Stored data:
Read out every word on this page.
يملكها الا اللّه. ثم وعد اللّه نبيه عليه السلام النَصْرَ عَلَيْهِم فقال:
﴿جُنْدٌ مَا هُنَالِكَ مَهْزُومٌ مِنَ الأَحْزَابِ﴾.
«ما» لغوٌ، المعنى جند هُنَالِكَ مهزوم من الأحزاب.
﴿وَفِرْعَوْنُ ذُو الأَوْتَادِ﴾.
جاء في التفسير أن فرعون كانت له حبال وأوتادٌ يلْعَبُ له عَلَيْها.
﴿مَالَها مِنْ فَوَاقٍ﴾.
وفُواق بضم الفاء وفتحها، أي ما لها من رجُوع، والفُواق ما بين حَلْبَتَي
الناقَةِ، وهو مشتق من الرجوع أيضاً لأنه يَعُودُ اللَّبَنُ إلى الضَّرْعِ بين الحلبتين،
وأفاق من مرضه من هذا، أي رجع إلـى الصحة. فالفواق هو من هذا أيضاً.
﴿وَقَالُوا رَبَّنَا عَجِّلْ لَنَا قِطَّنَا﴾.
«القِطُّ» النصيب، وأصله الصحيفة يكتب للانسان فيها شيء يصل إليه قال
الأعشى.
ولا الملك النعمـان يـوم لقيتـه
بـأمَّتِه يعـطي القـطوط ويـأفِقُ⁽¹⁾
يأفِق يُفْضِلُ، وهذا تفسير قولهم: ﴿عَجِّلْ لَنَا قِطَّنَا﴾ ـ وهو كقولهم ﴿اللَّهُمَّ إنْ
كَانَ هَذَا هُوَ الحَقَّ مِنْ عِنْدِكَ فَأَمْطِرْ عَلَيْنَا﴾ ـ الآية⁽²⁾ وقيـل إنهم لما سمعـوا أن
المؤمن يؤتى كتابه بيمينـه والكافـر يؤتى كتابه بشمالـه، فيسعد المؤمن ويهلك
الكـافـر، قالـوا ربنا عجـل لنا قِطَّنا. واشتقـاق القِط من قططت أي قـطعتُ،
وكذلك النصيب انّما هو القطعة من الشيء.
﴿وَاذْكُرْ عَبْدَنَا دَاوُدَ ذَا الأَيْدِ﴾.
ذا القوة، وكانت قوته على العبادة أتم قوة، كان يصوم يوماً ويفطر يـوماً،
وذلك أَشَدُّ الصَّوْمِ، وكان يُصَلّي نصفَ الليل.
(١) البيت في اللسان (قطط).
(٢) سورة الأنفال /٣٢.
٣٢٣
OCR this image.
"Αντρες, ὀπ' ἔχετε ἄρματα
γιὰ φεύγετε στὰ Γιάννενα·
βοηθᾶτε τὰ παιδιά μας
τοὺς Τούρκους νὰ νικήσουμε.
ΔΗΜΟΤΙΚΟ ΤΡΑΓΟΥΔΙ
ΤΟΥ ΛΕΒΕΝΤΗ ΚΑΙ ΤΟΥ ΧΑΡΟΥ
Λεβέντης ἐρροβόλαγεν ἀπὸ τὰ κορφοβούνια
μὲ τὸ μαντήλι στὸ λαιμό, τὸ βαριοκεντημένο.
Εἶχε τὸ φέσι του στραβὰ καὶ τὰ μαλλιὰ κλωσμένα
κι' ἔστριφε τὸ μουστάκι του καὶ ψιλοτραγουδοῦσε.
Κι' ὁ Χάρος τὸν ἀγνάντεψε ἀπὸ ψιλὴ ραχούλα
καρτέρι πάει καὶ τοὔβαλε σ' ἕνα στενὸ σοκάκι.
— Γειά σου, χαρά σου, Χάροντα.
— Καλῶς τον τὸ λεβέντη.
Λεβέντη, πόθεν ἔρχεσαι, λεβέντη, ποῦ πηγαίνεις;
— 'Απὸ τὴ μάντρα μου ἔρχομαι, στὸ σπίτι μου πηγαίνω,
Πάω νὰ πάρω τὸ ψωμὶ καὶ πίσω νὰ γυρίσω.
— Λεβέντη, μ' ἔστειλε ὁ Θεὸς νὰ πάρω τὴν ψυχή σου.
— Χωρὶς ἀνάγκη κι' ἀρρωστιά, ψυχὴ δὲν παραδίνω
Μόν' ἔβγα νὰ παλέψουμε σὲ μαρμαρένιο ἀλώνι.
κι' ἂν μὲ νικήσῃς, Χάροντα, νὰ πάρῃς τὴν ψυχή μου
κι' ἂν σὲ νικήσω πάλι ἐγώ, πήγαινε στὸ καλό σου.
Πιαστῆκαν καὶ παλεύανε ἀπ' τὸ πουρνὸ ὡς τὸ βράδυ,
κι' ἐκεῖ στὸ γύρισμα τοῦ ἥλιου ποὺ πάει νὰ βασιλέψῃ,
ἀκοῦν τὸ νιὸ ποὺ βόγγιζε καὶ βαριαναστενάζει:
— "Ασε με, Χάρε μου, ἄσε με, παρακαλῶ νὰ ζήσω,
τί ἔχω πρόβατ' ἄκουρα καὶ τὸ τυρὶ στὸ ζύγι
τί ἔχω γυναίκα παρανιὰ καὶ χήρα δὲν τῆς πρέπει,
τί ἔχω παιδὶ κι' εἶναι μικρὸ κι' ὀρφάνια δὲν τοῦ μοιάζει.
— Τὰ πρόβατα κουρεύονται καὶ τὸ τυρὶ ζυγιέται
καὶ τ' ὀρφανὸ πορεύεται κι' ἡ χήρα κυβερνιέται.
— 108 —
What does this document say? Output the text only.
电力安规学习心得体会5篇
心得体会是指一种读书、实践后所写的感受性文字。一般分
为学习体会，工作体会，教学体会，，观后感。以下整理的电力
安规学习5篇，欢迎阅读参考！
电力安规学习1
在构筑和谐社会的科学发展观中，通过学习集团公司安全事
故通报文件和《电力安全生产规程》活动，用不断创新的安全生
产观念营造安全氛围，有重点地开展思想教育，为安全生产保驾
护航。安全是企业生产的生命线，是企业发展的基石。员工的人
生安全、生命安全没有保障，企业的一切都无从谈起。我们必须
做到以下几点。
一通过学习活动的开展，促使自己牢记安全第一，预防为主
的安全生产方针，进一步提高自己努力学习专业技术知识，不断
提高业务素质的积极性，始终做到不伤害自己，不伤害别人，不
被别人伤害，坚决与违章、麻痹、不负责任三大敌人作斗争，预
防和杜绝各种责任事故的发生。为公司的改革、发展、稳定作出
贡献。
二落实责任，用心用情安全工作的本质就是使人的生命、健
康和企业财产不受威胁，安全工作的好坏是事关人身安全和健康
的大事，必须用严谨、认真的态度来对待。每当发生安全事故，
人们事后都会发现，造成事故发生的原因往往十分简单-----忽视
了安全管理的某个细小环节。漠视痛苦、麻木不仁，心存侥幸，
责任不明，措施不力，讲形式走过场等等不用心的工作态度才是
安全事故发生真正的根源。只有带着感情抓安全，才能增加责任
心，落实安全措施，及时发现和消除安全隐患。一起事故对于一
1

Exercise details:
Return all of the data word for word.

Expected answer:
Read out every word on this page.
يملكها الا اللّه. ثم وعد اللّه نبيه عليه السلام النَصْرَ عَلَيْهِم فقال:
﴿جُنْدٌ مَا هُنَالِكَ مَهْزُومٌ مِنَ الأَحْزَابِ﴾.
«ما» لغوٌ، المعنى جند هُنَالِكَ مهزوم من الأحزاب.
﴿وَفِرْعَوْنُ ذُو الأَوْتَادِ﴾.
جاء في التفسير أن فرعون كانت له حبال وأوتادٌ يلْعَبُ له عَلَيْها.
﴿مَالَها مِنْ فَوَاقٍ﴾.
وفُواق بضم الفاء وفتحها، أي ما لها من رجُوع، والفُواق ما بين حَلْبَتَي
الناقَةِ، وهو مشتق من الرجوع أيضاً لأنه يَعُودُ اللَّبَنُ إلى الضَّرْعِ بين الحلبتين،
وأفاق من مرضه من هذا، أي رجع إلـى الصحة. فالفواق هو من هذا أيضاً.
﴿وَقَالُوا رَبَّنَا عَجِّلْ لَنَا قِطَّنَا﴾.
«القِطُّ» النصيب، وأصله الصحيفة يكتب للانسان فيها شيء يصل إليه قال
الأعشى.
ولا الملك النعمـان يـوم لقيتـه
بـأمَّتِه يعـطي القـطوط ويـأفِقُ⁽¹⁾
يأفِق يُفْضِلُ، وهذا تفسير قولهم: ﴿عَجِّلْ لَنَا قِطَّنَا﴾ ـ وهو كقولهم ﴿اللَّهُمَّ إنْ
كَانَ هَذَا هُوَ الحَقَّ مِنْ عِنْدِكَ فَأَمْطِرْ عَلَيْنَا﴾ ـ الآية⁽²⁾ وقيـل إنهم لما سمعـوا أن
المؤمن يؤتى كتابه بيمينـه والكافـر يؤتى كتابه بشمالـه، فيسعد المؤمن ويهلك
الكـافـر، قالـوا ربنا عجـل لنا قِطَّنا. واشتقـاق القِط من قططت أي قـطعتُ،
وكذلك النصيب انّما هو القطعة من الشيء.
﴿وَاذْكُرْ عَبْدَنَا دَاوُدَ ذَا الأَيْدِ﴾.
ذا القوة، وكانت قوته على العبادة أتم قوة، كان يصوم يوماً ويفطر يـوماً،
وذلك أَشَدُّ الصَّوْمِ، وكان يُصَلّي نصفَ الليل.
(١) البيت في اللسان (قطط).
(٢) سورة الأنفال /٣٢.
٣٢٣
OCR this image.
"Αντρες, ὀπ' ἔχετε ἄρματα
γιὰ φεύγετε στὰ Γιάννενα·
βοηθᾶτε τὰ παιδιά μας
τοὺς Τούρκους νὰ νικήσουμε.
ΔΗΜΟΤΙΚΟ ΤΡΑΓΟΥΔΙ
ΤΟΥ ΛΕΒΕΝΤΗ ΚΑΙ ΤΟΥ ΧΑΡΟΥ
Λεβέντης ἐρροβόλαγεν ἀπὸ τὰ κορφοβούνια
μὲ τὸ μαντήλι στὸ λαιμό, τὸ βαριοκεντημένο.
Εἶχε τὸ φέσι του στραβὰ καὶ τὰ μαλλιὰ κλωσμένα
κι' ἔστριφε τὸ μουστάκι του καὶ ψιλοτραγουδοῦσε.
Κι' ὁ Χάρος τὸν ἀγνάντεψε ἀπὸ ψιλὴ ραχούλα
καρτέρι πάει καὶ τοὔβαλε σ' ἕνα στενὸ σοκάκι.
— Γειά σου, χαρά σου, Χάροντα.
— Καλῶς τον τὸ λεβέντη.
Λεβέντη, πόθεν ἔρχεσαι, λεβέντη, ποῦ πηγαίνεις;
— 'Απὸ τὴ μάντρα μου ἔρχομαι, στὸ σπίτι μου πηγαίνω,
Πάω νὰ πάρω τὸ ψωμὶ καὶ πίσω νὰ γυρίσω.
— Λεβέντη, μ' ἔστειλε ὁ Θεὸς νὰ πάρω τὴν ψυχή σου.
— Χωρὶς ἀνάγκη κι' ἀρρωστιά, ψυχὴ δὲν παραδίνω
Μόν' ἔβγα νὰ παλέψουμε σὲ μαρμαρένιο ἀλώνι.
κι' ἂν μὲ νικήσῃς, Χάροντα, νὰ πάρῃς τὴν ψυχή μου
κι' ἂν σὲ νικήσω πάλι ἐγώ, πήγαινε στὸ καλό σου.
Πιαστῆκαν καὶ παλεύανε ἀπ' τὸ πουρνὸ ὡς τὸ βράδυ,
κι' ἐκεῖ στὸ γύρισμα τοῦ ἥλιου ποὺ πάει νὰ βασιλέψῃ,
ἀκοῦν τὸ νιὸ ποὺ βόγγιζε καὶ βαριαναστενάζει:
— "Ασε με, Χάρε μου, ἄσε με, παρακαλῶ νὰ ζήσω,
τί ἔχω πρόβατ' ἄκουρα καὶ τὸ τυρὶ στὸ ζύγι
τί ἔχω γυναίκα παρανιὰ καὶ χήρα δὲν τῆς πρέπει,
τί ἔχω παιδὶ κι' εἶναι μικρὸ κι' ὀρφάνια δὲν τοῦ μοιάζει.
— Τὰ πρόβατα κουρεύονται καὶ τὸ τυρὶ ζυγιέται
καὶ τ' ὀρφανὸ πορεύεται κι' ἡ χήρα κυβερνιέται.
— 108 —
What does this document say? Output the text only.
电力安规学习心得体会5篇
心得体会是指一种读书、实践后所写的感受性文字。一般分
为学习体会，工作体会，教学体会，，观后感。以下整理的电力
安规学习5篇，欢迎阅读参考！
电力安规学习1
在构筑和谐社会的科学发展观中，通过学习集团公司安全事
故通报文件和《电力安全生产规程》活动，用不断创新的安全生
产观念营造安全氛围，有重点地开展思想教育，为安全生产保驾
护航。安全是企业生产的生命线，是企业发展的基石。员工的人
生安全、生命安全没有保障，企业的一切都无从谈起。我们必须
做到以下几点。
一通过学习活动的开展，促使自己牢记安全第一，预防为主
的安全生产方针，进一步提高自己努力学习专业技术知识，不断
提高业务素质的积极性，始终做到不伤害自己，不伤害别人，不
被别人伤害，坚决与违章、麻痹、不负责任三大敌人作斗争，预
防和杜绝各种责任事故的发生。为公司的改革、发展、稳定作出
贡献。
二落实责任，用心用情安全工作的本质就是使人的生命、健
康和企业财产不受威胁，安全工作的好坏是事关人身安全和健康
的大事，必须用严谨、认真的态度来对待。每当发生安全事故，
人们事后都会发现，造成事故发生的原因往往十分简单-----忽视
了安全管理的某个细小环节。漠视痛苦、麻木不仁，心存侥幸，
责任不明，措施不力，讲形式走过场等等不用心的工作态度才是
安全事故发生真正的根源。只有带着感情抓安全，才能增加责任
心，落实安全措施，及时发现和消除安全隐患。一起事故对于一
1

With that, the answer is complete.